**DIRECTION:**
Reproduce the full knife laws forum thread below word for word, from its title to its final line.

**SOURCE PASSAGE:**
────────
# Knife laws



## lehi (Sep 13, 2007)

Ok, so it is my understanding that it is illegal for a person to carry a knife that opens by the push of a button (switch blade). However, Police and military personnel can, is that correct? And what is the maximum blade length for carry in Utah?


----------



## 10yearquest (Oct 15, 2009)

I have always heard 6 inches blade lenght you cant carry concealed or something to that effect. A knife with a 6 inch blade and a 4 or 5 inch handle is really to big to conceal anyhow. I may be way off on this though.


----------



## x-acto (Jan 21, 2010)

> Ok, so it is my understanding that it is illegal for a person to carry a knife that opens by the push of a button (switch blade). However, Police and military personnel can, is that correct? And what is the maximum blade length for carry in Utah?


Yes, police and military personnel can carry a knife because it is for their protection. The only thing i don't know also the blade length.


----------



## lehi (Sep 13, 2007)

I guess my main question would be if regular civilians can carry auto knives.


----------



## cornerfinder (Dec 4, 2008)

Seriously.. If you have one arm you are ok to carry a "self actuating knife" or a military or law inforcement. for size, check out this site. http://le.utah.gov/~code/code.htm.


----------



## lehi (Sep 13, 2007)

It was just a question because a buddy of mine (who is in the military) wants to get me an auto knife, and I insisted that only police or military could carry them but he didn't "agree". :lol:


----------



## flyfisher117 (Jun 29, 2009)

i have another knife law question. are spring assisted knives aka flipper knives legal in utah?

these aren't switchblades and it takes more than the flick of a wrist to open.

theres three ways to open them.
────────
**PROVIDED DATA:**
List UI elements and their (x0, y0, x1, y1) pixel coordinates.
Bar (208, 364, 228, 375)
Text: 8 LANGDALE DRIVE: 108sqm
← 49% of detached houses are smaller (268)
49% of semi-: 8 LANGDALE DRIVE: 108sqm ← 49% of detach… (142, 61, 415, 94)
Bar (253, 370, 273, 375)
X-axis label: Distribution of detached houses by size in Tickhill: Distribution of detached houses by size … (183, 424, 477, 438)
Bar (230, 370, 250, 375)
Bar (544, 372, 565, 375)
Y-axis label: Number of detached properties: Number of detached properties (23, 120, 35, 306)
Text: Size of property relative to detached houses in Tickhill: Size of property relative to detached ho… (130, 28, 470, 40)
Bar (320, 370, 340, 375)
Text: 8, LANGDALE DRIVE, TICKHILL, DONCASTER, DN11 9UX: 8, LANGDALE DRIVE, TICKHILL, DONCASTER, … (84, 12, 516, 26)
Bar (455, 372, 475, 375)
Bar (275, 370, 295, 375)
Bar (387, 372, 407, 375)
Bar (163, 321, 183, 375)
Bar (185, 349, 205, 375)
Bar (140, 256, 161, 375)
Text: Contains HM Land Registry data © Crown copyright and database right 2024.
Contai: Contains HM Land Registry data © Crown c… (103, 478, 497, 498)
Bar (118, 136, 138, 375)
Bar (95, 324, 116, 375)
────────
**RESULT FOR THIS TASK:**
# Knife laws



## lehi (Sep 13, 2007)

Ok, so it is my understanding that it is illegal for a person to carry a knife that opens by the push of a button (switch blade). However, Police and military personnel can, is that correct? And what is the maximum blade length for carry in Utah?


----------



## 10yearquest (Oct 15, 2009)

I have always heard 6 inches blade lenght you cant carry concealed or something to that effect. A knife with a 6 inch blade and a 4 or 5 inch handle is really to big to conceal anyhow. I may be way off on this though.


----------



## x-acto (Jan 21, 2010)

> Ok, so it is my understanding that it is illegal for a person to carry a knife that opens by the push of a button (switch blade). However, Police and military personnel can, is that correct? And what is the maximum blade length for carry in Utah?


Yes, police and military personnel can carry a knife because it is for their protection. The only thing i don't know also the blade length.


----------



## lehi (Sep 13, 2007)

I guess my main question would be if regular civilians can carry auto knives.


----------



## cornerfinder (Dec 4, 2008)

Seriously.. If you have one arm you are ok to carry a "self actuating knife" or a military or law inforcement. for size, check out this site. http://le.utah.gov/~code/code.htm.


----------



## lehi (Sep 13, 2007)

It was just a question because a buddy of mine (who is in the military) wants to get me an auto knife, and I insisted that only police or military could carry them but he didn't "agree". :lol:


----------



## flyfisher117 (Jun 29, 2009)

i have another knife law question. are spring assisted knives aka flipper knives legal in utah?

these aren't switchblades and it takes more than the flick of a wrist to open.

theres three ways to open them.